====== PROVIDED RECORDS
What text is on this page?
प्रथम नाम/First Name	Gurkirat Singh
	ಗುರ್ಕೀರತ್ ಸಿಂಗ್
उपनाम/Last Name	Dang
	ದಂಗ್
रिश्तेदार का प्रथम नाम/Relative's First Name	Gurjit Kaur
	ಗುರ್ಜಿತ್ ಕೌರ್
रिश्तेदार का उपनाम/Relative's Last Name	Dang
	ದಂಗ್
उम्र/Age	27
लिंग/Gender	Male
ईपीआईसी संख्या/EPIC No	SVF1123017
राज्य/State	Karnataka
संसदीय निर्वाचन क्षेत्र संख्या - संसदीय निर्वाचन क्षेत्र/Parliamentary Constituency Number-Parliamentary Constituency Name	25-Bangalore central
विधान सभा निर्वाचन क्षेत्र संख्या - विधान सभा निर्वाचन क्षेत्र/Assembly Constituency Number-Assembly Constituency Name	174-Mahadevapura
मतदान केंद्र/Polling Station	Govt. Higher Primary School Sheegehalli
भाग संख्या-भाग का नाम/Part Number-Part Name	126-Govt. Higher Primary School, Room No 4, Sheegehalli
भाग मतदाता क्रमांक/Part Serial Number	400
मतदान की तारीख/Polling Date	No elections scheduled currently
============
====== PROVIDED RECORDS
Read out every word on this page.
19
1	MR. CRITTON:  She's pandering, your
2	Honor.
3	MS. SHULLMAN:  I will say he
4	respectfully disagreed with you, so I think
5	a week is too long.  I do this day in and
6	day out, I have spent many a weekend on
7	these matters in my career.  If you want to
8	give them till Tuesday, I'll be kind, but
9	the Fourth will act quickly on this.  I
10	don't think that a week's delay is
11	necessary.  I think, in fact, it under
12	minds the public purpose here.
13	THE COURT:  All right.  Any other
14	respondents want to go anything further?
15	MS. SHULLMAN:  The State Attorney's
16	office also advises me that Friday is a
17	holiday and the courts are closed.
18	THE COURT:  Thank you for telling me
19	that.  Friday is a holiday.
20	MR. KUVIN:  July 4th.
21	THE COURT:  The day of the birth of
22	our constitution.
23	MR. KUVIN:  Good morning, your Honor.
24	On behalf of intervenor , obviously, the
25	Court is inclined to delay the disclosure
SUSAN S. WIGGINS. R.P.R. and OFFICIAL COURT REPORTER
============
Which lines hold the string "Dang"? Copy all of them from the data above.

उपनाम/Last Name	Dang
रिश्तेदार का उपनाम/Relative's Last Name	Dang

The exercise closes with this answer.